- **WHAT IS ASKED**: Write out the records that appear below, verbatim and complete, but without pictures.

============

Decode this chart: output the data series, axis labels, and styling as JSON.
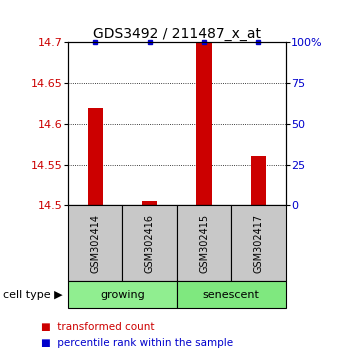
{
  "title": "GDS3492 / 211487_x_at",
  "samples": [
    "GSM302414",
    "GSM302416",
    "GSM302415",
    "GSM302417"
  ],
  "red_values": [
    14.62,
    14.505,
    14.7,
    14.56
  ],
  "blue_percentiles": [
    100,
    100,
    100,
    100
  ],
  "y_min": 14.5,
  "y_max": 14.7,
  "y_ticks_left": [
    14.5,
    14.55,
    14.6,
    14.65,
    14.7
  ],
  "y_ticks_right": [
    0,
    25,
    50,
    75,
    100
  ],
  "groups": [
    {
      "label": "growing",
      "samples": [
        0,
        1
      ],
      "color": "#90EE90"
    },
    {
      "label": "senescent",
      "samples": [
        2,
        3
      ],
      "color": "#7FE87F"
    }
  ],
  "bar_color": "#CC0000",
  "dot_color": "#0000CC",
  "background_color": "#FFFFFF",
  "group_box_color": "#C8C8C8",
  "cell_type_label": "cell type",
  "legend_red_label": "transformed count",
  "legend_blue_label": "percentile rank within the sample",
  "title_fontsize": 10,
  "tick_fontsize": 8,
  "sample_fontsize": 7,
  "group_fontsize": 8,
  "legend_fontsize": 7.5
}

============

- **OUTPUT**:
Decode this chart: output the data series, axis labels, and styling as JSON.
{
  "title": "GDS3492 / 211487_x_at",
  "samples": [
    "GSM302414",
    "GSM302416",
    "GSM302415",
    "GSM302417"
  ],
  "red_values": [
    14.62,
    14.505,
    14.7,
    14.56
  ],
  "blue_percentiles": [
    100,
    100,
    100,
    100
  ],
  "y_min": 14.5,
  "y_max": 14.7,
  "y_ticks_left": [
    14.5,
    14.55,
    14.6,
    14.65,
    14.7
  ],
  "y_ticks_right": [
    0,
    25,
    50,
    75,
    100
  ],
  "groups": [
    {
      "label": "growing",
      "samples": [
        0,
        1
      ],
      "color": "#90EE90"
    },
    {
      "label": "senescent",
      "samples": [
        2,
        3
      ],
      "color": "#7FE87F"
    }
  ],
  "bar_color": "#CC0000",
  "dot_color": "#0000CC",
  "background_color": "#FFFFFF",
  "group_box_color": "#C8C8C8",
  "cell_type_label": "cell type",
  "legend_red_label": "transformed count",
  "legend_blue_label": "percentile rank within the sample",
  "title_fontsize": 10,
  "tick_fontsize": 8,
  "sample_fontsize": 7,
  "group_fontsize": 8,
  "legend_fontsize": 7.5
}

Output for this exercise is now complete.